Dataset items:
* START *
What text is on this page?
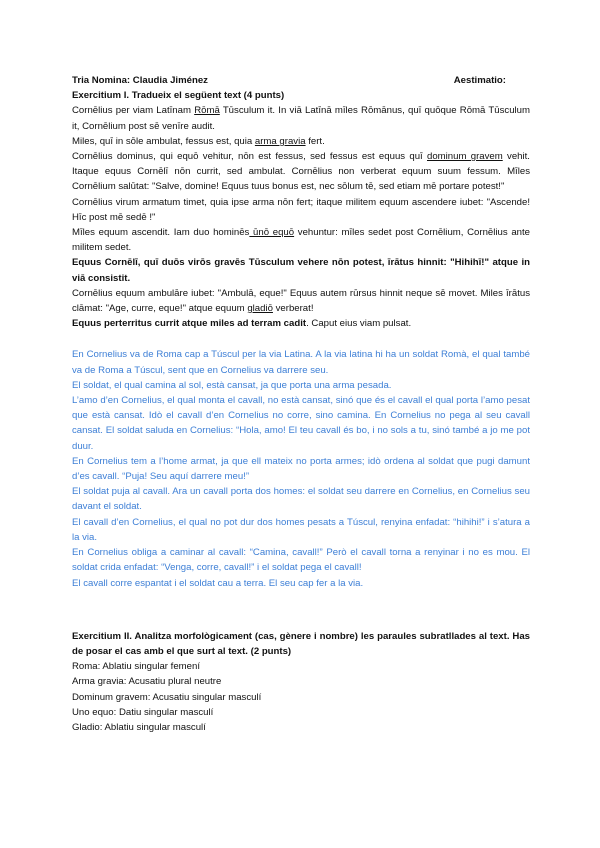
Tria Nomina: Claudia Jiménez	Aestimatio:
Exercitium I. Tradueix el següent text (4 punts)

Cornēlius per viam Latīnam Rōmā Tūsculum it. In viā Latīnā mīles Rōmānus, quī quōque Rōmā Tūsculum it, Cornēlium post sē venīre audit.

Miles, quī in sōle ambulat, fessus est, quia arma gravia fert.

Cornēlius dominus, qui equō vehitur, nōn est fessus, sed fessus est equus quī dominum gravem vehit. Itaque equus Cornēlī nōn currit, sed ambulat. Cornēlius non verberat equum suum fessum. Mīles Cornēlium salūtat: "Salve, domine! Equus tuus bonus est, nec sōlum tē, sed etiam mē portare potest!"

Cornēlius virum armatum timet, quia ipse arma nōn fert; itaque militem equum ascendere iubet: "Ascende! Hīc post mē sedē !"

Mīles equum ascendit. Iam duo hominēs ūnō equō vehuntur: mīles sedet post Cornēlium, Cornēlius ante militem sedet.

Equus Cornēlī, quī duōs virōs gravēs Tūsculum vehere nōn potest, īrātus hinnit: "Hihihī!" atque in viā consistit.

Cornēlius equum ambulāre iubet: "Ambulā, eque!" Equus autem rūrsus hinnit neque sē movet. Miles īrātus clāmat: "Age, curre, eque!" atque equum gladiō verberat!

Equus perterritus currit atque miles ad terram cadit. Caput eius viam pulsat.

En Cornelius va de Roma cap a Túscul per la via Latina. A la via latina hi ha un soldat Romà, el qual també va de Roma a Túscul, sent que en Cornelius va darrere seu.

El soldat, el qual camina al sol, està cansat, ja que porta una arma pesada.

L’amo d’en Cornelius, el qual monta el cavall, no està cansat, sinó que és el cavall el qual porta l’amo pesat que està cansat. Idò el cavall d’en Cornelius no corre, sino camina. En Cornelius no pega al seu cavall cansat. El soldat saluda en Cornelius: “Hola, amo! El teu cavall és bo, i no sols a tu, sinó també a jo me pot duur.

En Cornelius tem a l’home armat, ja que ell mateix no porta armes; idò ordena al soldat que pugi damunt d’es cavall. “Puja! Seu aquí darrere meu!”

El soldat puja al cavall. Ara un cavall porta dos homes: el soldat seu darrere en Cornelius, en Cornelius seu davant el soldat.

El cavall d’en Cornelius, el qual no pot dur dos homes pesats a Túscul, renyina enfadat: “hihihi!” i s’atura a la via.

En Cornelius obliga a caminar al cavall: “Camina, cavall!” Però el cavall torna a renyinar i no es mou. El soldat crida enfadat: “Venga, corre, cavall!” i el soldat pega el cavall!

El cavall corre espantat i el soldat cau a terra. El seu cap fer a la via.

Exercitium II. Analitza morfològicament (cas, gènere i nombre) les paraules subratllades al text. Has de posar el cas amb el que surt al text. (2 punts)

Roma: Ablatiu singular femení

Arma gravia: Acusatiu plural neutre

Dominum gravem: Acusatiu singular masculí

Uno equo: Datiu singular masculí

Gladio: Ablatiu singular masculí
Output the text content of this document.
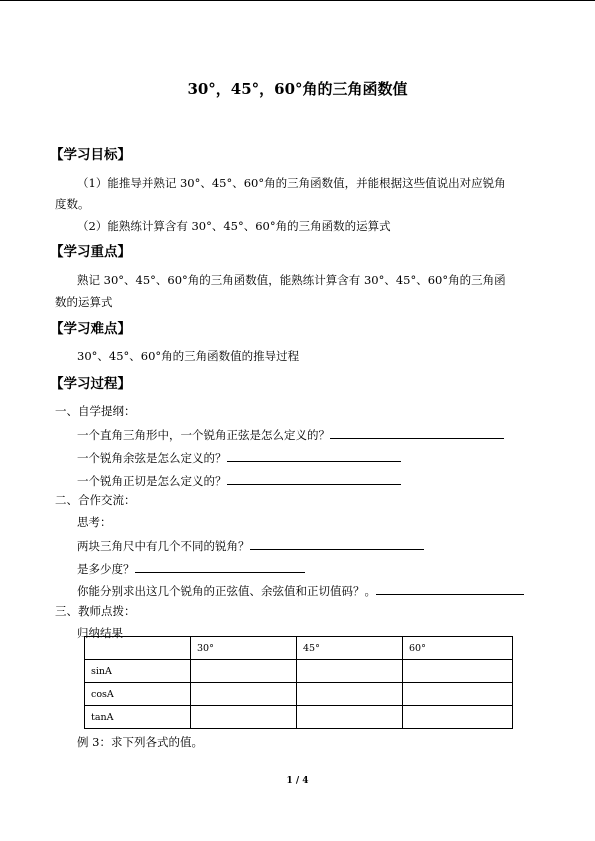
30°，45°，60°角的三角函数值
【学习目标】
（1）能推导并熟记 30°、45°、60°角的三角函数值，并能根据这些值说出对应锐角
度数。
（2）能熟练计算含有 30°、45°、60°角的三角函数的运算式
【学习重点】
熟记 30°、45°、60°角的三角函数值，能熟练计算含有 30°、45°、60°角的三角函
数的运算式
【学习难点】
30°、45°、60°角的三角函数值的推导过程
【学习过程】
一、自学提纲：
一个直角三角形中，一个锐角正弦是怎么定义的？
一个锐角余弦是怎么定义的？
一个锐角正切是怎么定义的？
二、合作交流：
思考：
两块三角尺中有几个不同的锐角？
是多少度？
你能分别求出这几个锐角的正弦值、余弦值和正切值码？。
三、教师点拨：
归纳结果
	30°	45°	60°
sinA			
cosA			
tanA			
例 3：求下列各式的值。
1 / 4
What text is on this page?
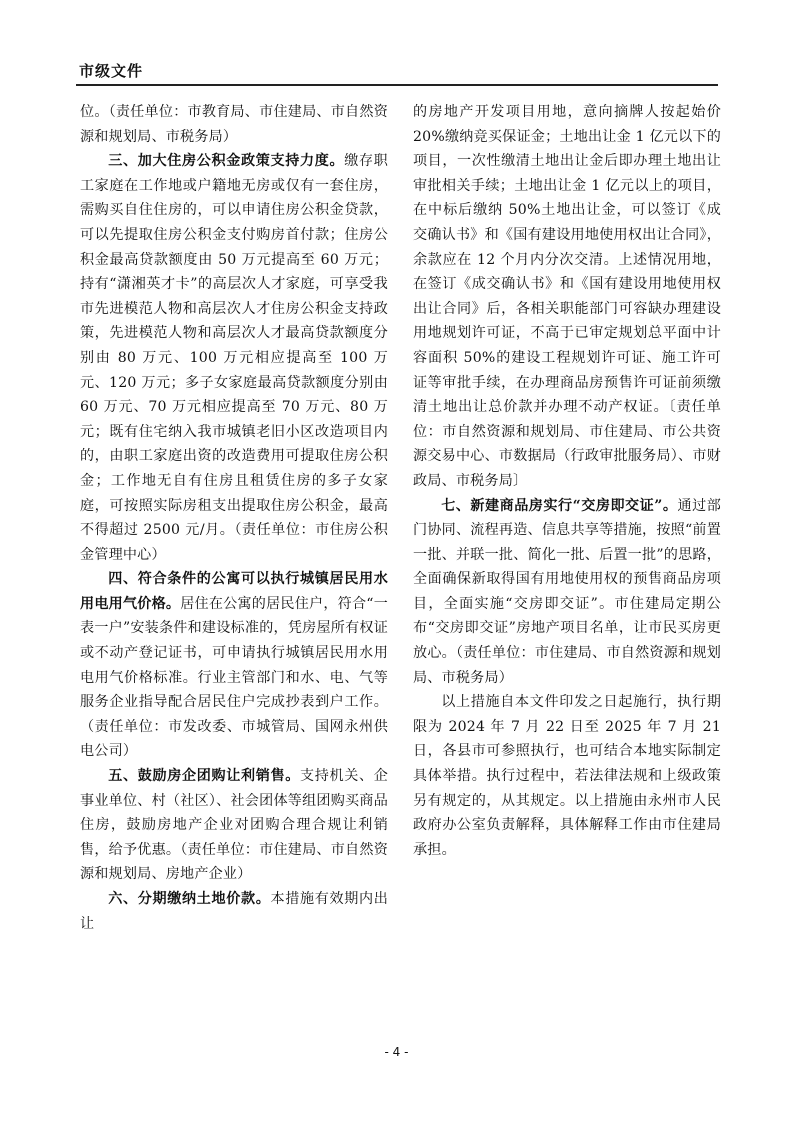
市级文件

位。（责任单位：市教育局、市住建局、市自然资源和规划局、市税务局）

三、加大住房公积金政策支持力度。缴存职工家庭在工作地或户籍地无房或仅有一套住房，需购买自住住房的，可以申请住房公积金贷款，可以先提取住房公积金支付购房首付款；住房公积金最高贷款额度由 50 万元提高至 60 万元；持有“潇湘英才卡”的高层次人才家庭，可享受我市先进模范人物和高层次人才住房公积金支持政策，先进模范人物和高层次人才最高贷款额度分别由 80 万元、100 万元相应提高至 100 万元、120 万元；多子女家庭最高贷款额度分别由 60 万元、70 万元相应提高至 70 万元、80 万元；既有住宅纳入我市城镇老旧小区改造项目内的，由职工家庭出资的改造费用可提取住房公积金；工作地无自有住房且租赁住房的多子女家庭，可按照实际房租支出提取住房公积金，最高不得超过 2500 元/月。（责任单位：市住房公积金管理中心）

四、符合条件的公寓可以执行城镇居民用水用电用气价格。居住在公寓的居民住户，符合“一表一户”安装条件和建设标准的，凭房屋所有权证或不动产登记证书，可申请执行城镇居民用水用电用气价格标准。行业主管部门和水、电、气等服务企业指导配合居民住户完成抄表到户工作。（责任单位：市发改委、市城管局、国网永州供电公司）

五、鼓励房企团购让利销售。支持机关、企事业单位、村（社区）、社会团体等组团购买商品住房，鼓励房地产企业对团购合理合规让利销售，给予优惠。（责任单位：市住建局、市自然资源和规划局、房地产企业）

六、分期缴纳土地价款。本措施有效期内出让

的房地产开发项目用地，意向摘牌人按起始价 20%缴纳竞买保证金；土地出让金 1 亿元以下的项目，一次性缴清土地出让金后即办理土地出让审批相关手续；土地出让金 1 亿元以上的项目，在中标后缴纳 50%土地出让金，可以签订《成交确认书》和《国有建设用地使用权出让合同》，余款应在 12 个月内分次交清。上述情况用地，在签订《成交确认书》和《国有建设用地使用权出让合同》后，各相关职能部门可容缺办理建设用地规划许可证，不高于已审定规划总平面中计容面积 50%的建设工程规划许可证、施工许可证等审批手续，在办理商品房预售许可证前须缴清土地出让总价款并办理不动产权证。〔责任单位：市自然资源和规划局、市住建局、市公共资源交易中心、市数据局（行政审批服务局）、市财政局、市税务局〕

七、新建商品房实行“交房即交证”。通过部门协同、流程再造、信息共享等措施，按照“前置一批、并联一批、简化一批、后置一批”的思路，全面确保新取得国有用地使用权的预售商品房项目，全面实施“交房即交证”。市住建局定期公布“交房即交证”房地产项目名单，让市民买房更放心。（责任单位：市住建局、市自然资源和规划局、市税务局）

以上措施自本文件印发之日起施行，执行期限为 2024 年 7 月 22 日至 2025 年 7 月 21 日，各县市可参照执行，也可结合本地实际制定具体举措。执行过程中，若法律法规和上级政策另有规定的，从其规定。以上措施由永州市人民政府办公室负责解释，具体解释工作由市住建局承担。

- 4 -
* END *
From the entries above, copy every line where the word "quia" shows up.

Miles, quī in sōle ambulat, fessus est, quia arma gravia fert.
Cornēlius virum armatum timet, quia ipse arma nōn fert; itaque militem equum ascendere iubet: "Ascende! Hīc post mē sedē !"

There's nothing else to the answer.